Exercise requirements :: Return a copy of each line that holds the string "الأمير".
** START OF Entries supplied **
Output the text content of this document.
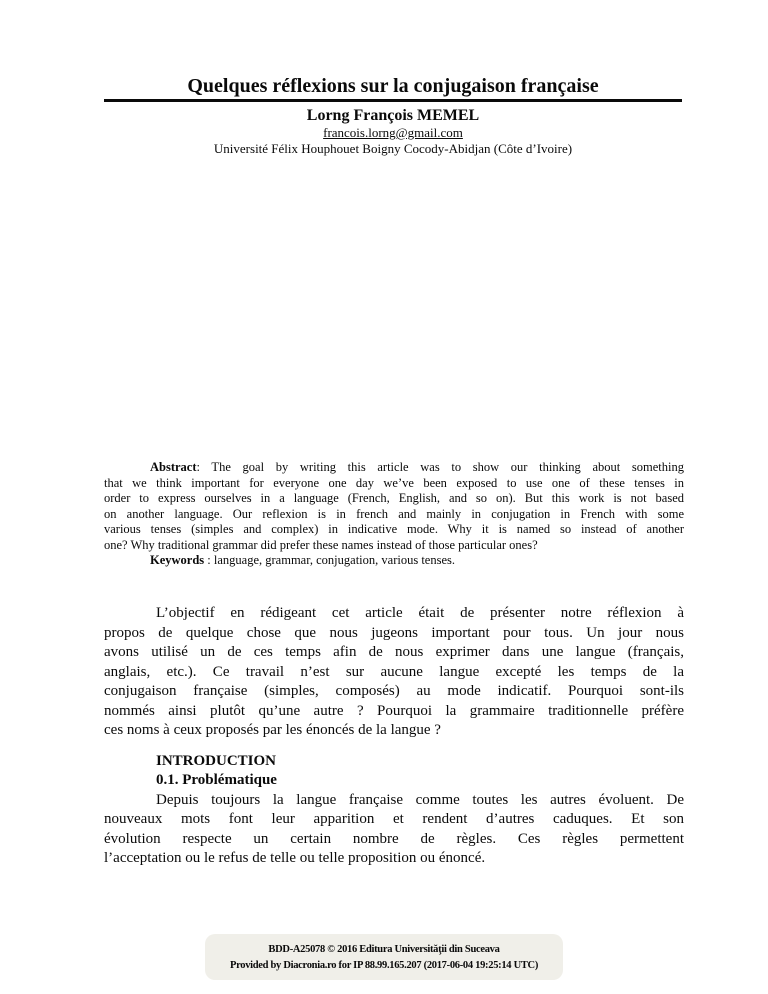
Quelques réflexions sur la conjugaison française
Lorng François MEMEL
francois.lorng@gmail.com
Université Félix Houphouet Boigny Cocody-Abidjan (Côte d’Ivoire)
Abstract: The goal by writing this article was to show our thinking about something
that we think important for everyone one day we’ve been exposed to use one of these tenses in
order to express ourselves in a language (French, English, and so on). But this work is not based
on another language. Our reflexion is in french and mainly in conjugation in French with some
various tenses (simples and complex) in indicative mode. Why it is named so instead of another
one? Why traditional grammar did prefer these names instead of those particular ones?
Keywords : language, grammar, conjugation, various tenses.
L’objectif en rédigeant cet article était de présenter notre réflexion à
propos de quelque chose que nous jugeons important pour tous. Un jour nous
avons utilisé un de ces temps afin de nous exprimer dans une langue (français,
anglais, etc.). Ce travail n’est sur aucune langue excepté les temps de la
conjugaison française (simples, composés) au mode indicatif. Pourquoi sont-ils
nommés ainsi plutôt qu’une autre ? Pourquoi la grammaire traditionnelle préfère
ces noms à ceux proposés par les énoncés de la langue ?
INTRODUCTION
0.1. Problématique
Depuis toujours la langue française comme toutes les autres évoluent. De
nouveaux mots font leur apparition et rendent d’autres caduques. Et son
évolution respecte un certain nombre de règles. Ces règles permettent
l’acceptation ou le refus de telle ou telle proposition ou énoncé.
BDD-A25078 © 2016 Editura Universităţii din Suceava
Provided by Diacronia.ro for IP 88.99.165.207 (2017-06-04 19:25:14 UTC)
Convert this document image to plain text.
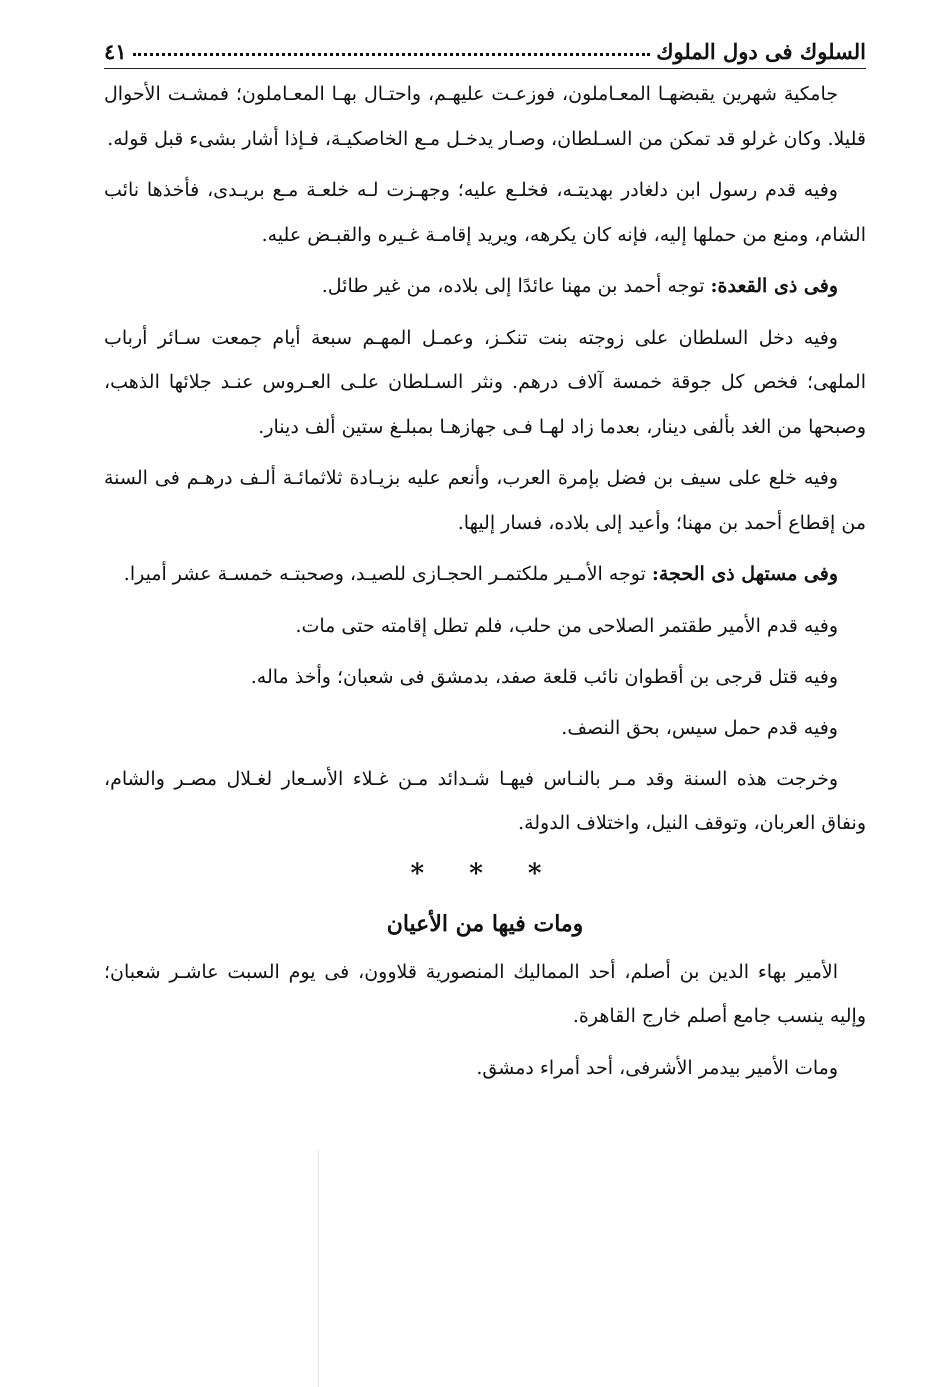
السلوك فى دول الملوك
٤١

جامكية شهرين يقبضهـا المعـاملون، فوزعـت عليهـم، واحتـال بهـا المعـاملون؛ فمشـت الأحوال قليلا. وكان غرلو قد تمكن من السـلطان، وصـار يدخـل مـع الخاصكيـة، فـإذا أشار بشىء قبل قوله.

وفيه قدم رسول ابن دلغادر بهديتـه، فخلـع عليه؛ وجهـزت لـه خلعـة مـع بريـدى، فأخذها نائب الشام، ومنع من حملها إليه، فإنه كان يكرهه، ويريد إقامـة غـيره والقبـض عليه.

وفى ذى القعدة: توجه أحمد بن مهنا عائدًا إلى بلاده، من غير طائل.

وفيه دخل السلطان على زوجته بنت تنكـز، وعمـل المهـم سبعة أيام جمعت سـائر أرباب الملهى؛ فخص كل جوقة خمسة آلاف درهم. ونثر السـلطان علـى العـروس عنـد جلائها الذهب، وصبحها من الغد بألفى دينار، بعدما زاد لهـا فـى جهازهـا بمبلـغ ستين ألف دينار.

وفيه خلع على سيف بن فضل بإمرة العرب، وأنعم عليه بزيـادة ثلاثمائـة ألـف درهـم فى السنة من إقطاع أحمد بن مهنا؛ وأعيد إلى بلاده، فسار إليها.

وفى مستهل ذى الحجة: توجه الأمـير ملكتمـر الحجـازى للصيـد، وصحبتـه خمسـة عشر أميرا.

وفيه قدم الأمير طقتمر الصلاحى من حلب، فلم تطل إقامته حتى مات.

وفيه قتل قرجى بن أقطوان نائب قلعة صفد، بدمشق فى شعبان؛ وأخذ ماله.

وفيه قدم حمل سيس، بحق النصف.

وخرجت هذه السنة وقد مـر بالنـاس فيهـا شـدائد مـن غـلاء الأسـعار لغـلال مصـر والشام، ونفاق العربان، وتوقف النيل، واختلاف الدولة.

* * *
ومات فيها من الأعيان

الأمير بهاء الدين بن أصلم، أحد المماليك المنصورية قلاوون، فى يوم السبت عاشـر شعبان؛ وإليه ينسب جامع أصلم خارج القاهرة.

ومات الأمير بيدمر الأشرفى، أحد أمراء دمشق.
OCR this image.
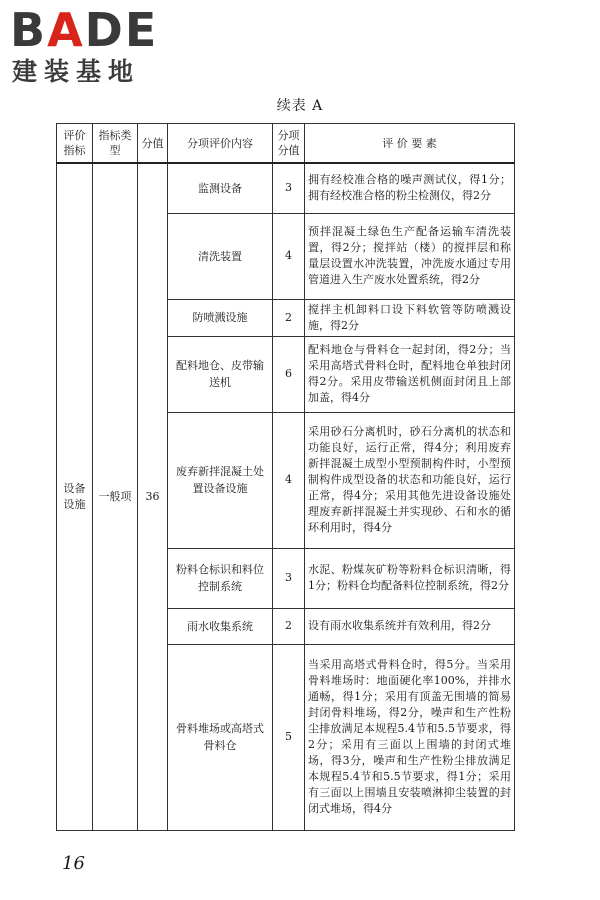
BADE
建装基地
续表 A
评价指标	指标类型	分值	分项评价内容	分项分值	评 价 要 素
设备设施	一般项	36	监测设备	3	拥有经校准合格的噪声测试仪，得1分；拥有经校准合格的粉尘检测仪，得2分
			清洗装置	4	预拌混凝土绿色生产配备运输车清洗装置，得2分；搅拌站（楼）的搅拌层和称量层设置水冲洗装置，冲洗废水通过专用管道进入生产废水处置系统，得2分
			防喷溅设施	2	搅拌主机卸料口设下料软管等防喷溅设施，得2分
			配料地仓、皮带输送机	6	配料地仓与骨料仓一起封闭，得2分；当采用高塔式骨料仓时，配料地仓单独封闭得2分。采用皮带输送机侧面封闭且上部加盖，得4分
			废弃新拌混凝土处置设备设施	4	采用砂石分离机时，砂石分离机的状态和功能良好，运行正常，得4分；利用废弃新拌混凝土成型小型预制构件时，小型预制构件成型设备的状态和功能良好，运行正常，得4分；采用其他先进设备设施处理废弃新拌混凝土并实现砂、石和水的循环利用时，得4分
			粉料仓标识和料位控制系统	3	水泥、粉煤灰矿粉等粉料仓标识清晰，得1分；粉料仓均配备料位控制系统，得2分
			雨水收集系统	2	设有雨水收集系统并有效利用，得2分
			骨料堆场或高塔式骨料仓	5	当采用高塔式骨料仓时，得5分。当采用骨料堆场时：地面硬化率100%，并排水通畅，得1分；采用有顶盖无围墙的简易封闭骨料堆场，得2分，噪声和生产性粉尘排放满足本规程5.4节和5.5节要求，得2分；采用有三面以上围墙的封闭式堆场，得3分，噪声和生产性粉尘排放满足本规程5.4节和5.5节要求，得1分；采用有三面以上围墙且安装喷淋抑尘装置的封闭式堆场，得4分
16
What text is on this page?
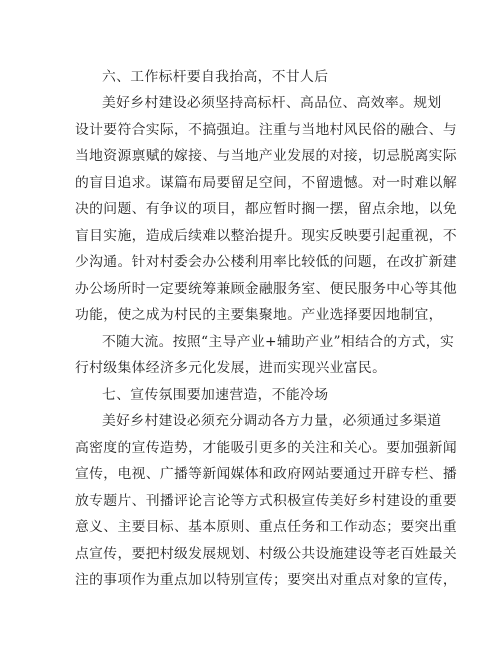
六、工作标杆要自我抬高，不甘人后
美好乡村建设必须坚持高标杆、高品位、高效率。规划
设计要符合实际，不搞强迫。注重与当地村风民俗的融合、与
当地资源禀赋的嫁接、与当地产业发展的对接，切忌脱离实际
的盲目追求。谋篇布局要留足空间，不留遗憾。对一时难以解
决的问题、有争议的项目，都应暂时搁一摆，留点余地，以免
盲目实施，造成后续难以整治提升。现实反映要引起重视，不
少沟通。针对村委会办公楼利用率比较低的问题，在改扩新建
办公场所时一定要统筹兼顾金融服务室、便民服务中心等其他
功能，使之成为村民的主要集聚地。产业选择要因地制宜，
不随大流。按照“主导产业+辅助产业”相结合的方式，实
行村级集体经济多元化发展，进而实现兴业富民。
七、宣传氛围要加速营造，不能冷场
美好乡村建设必须充分调动各方力量，必须通过多渠道
高密度的宣传造势，才能吸引更多的关注和关心。要加强新闻
宣传，电视、广播等新闻媒体和政府网站要通过开辟专栏、播
放专题片、刊播评论言论等方式积极宣传美好乡村建设的重要
意义、主要目标、基本原则、重点任务和工作动态；要突出重
点宣传，要把村级发展规划、村级公共设施建设等老百姓最关
注的事项作为重点加以特别宣传；要突出对重点对象的宣传，
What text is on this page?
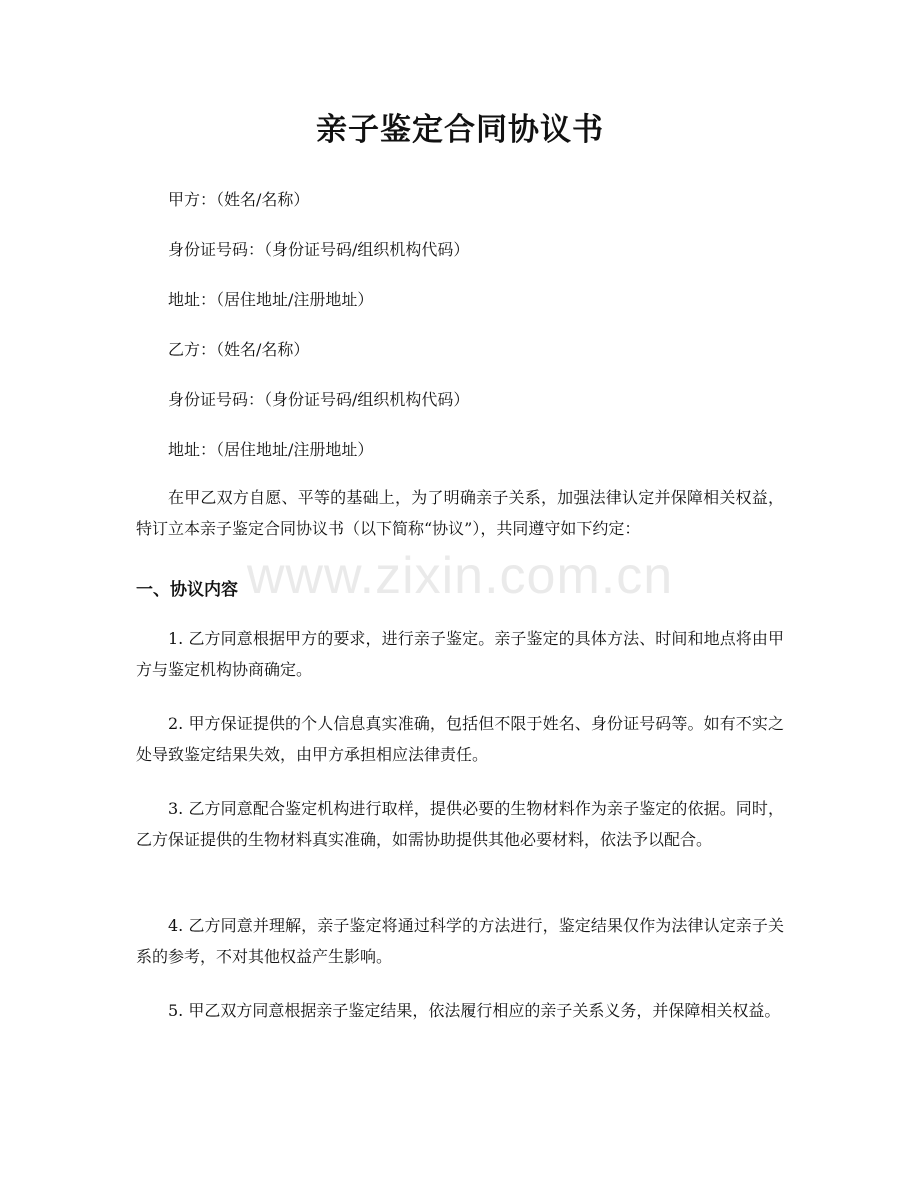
www.zixin.com.cn
亲子鉴定合同协议书
甲方：（姓名/名称）
身份证号码：（身份证号码/组织机构代码）
地址：（居住地址/注册地址）
乙方：（姓名/名称）
身份证号码：（身份证号码/组织机构代码）
地址：（居住地址/注册地址）
在甲乙双方自愿、平等的基础上，为了明确亲子关系，加强法律认定并保障相关权益，特订立本亲子鉴定合同协议书（以下简称“协议”），共同遵守如下约定：
一、协议内容
1. 乙方同意根据甲方的要求，进行亲子鉴定。亲子鉴定的具体方法、时间和地点将由甲方与鉴定机构协商确定。
2. 甲方保证提供的个人信息真实准确，包括但不限于姓名、身份证号码等。如有不实之处导致鉴定结果失效，由甲方承担相应法律责任。
3. 乙方同意配合鉴定机构进行取样，提供必要的生物材料作为亲子鉴定的依据。同时，乙方保证提供的生物材料真实准确，如需协助提供其他必要材料，依法予以配合。
4. 乙方同意并理解，亲子鉴定将通过科学的方法进行，鉴定结果仅作为法律认定亲子关系的参考，不对其他权益产生影响。
5. 甲乙双方同意根据亲子鉴定结果，依法履行相应的亲子关系义务，并保障相关权益。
** END OF Entries supplied **
Response ::
وفيه قدم الأمير طقتمر الصلاحى من حلب، فلم تطل إقامته حتى مات.
الأمير بهاء الدين بن أصلم، أحد المماليك المنصورية قلاوون، فى يوم السبت عاشـر شعبان؛ وإليه ينسب جامع أصلم خارج القاهرة.
ومات الأمير بيدمر الأشرفى، أحد أمراء دمشق.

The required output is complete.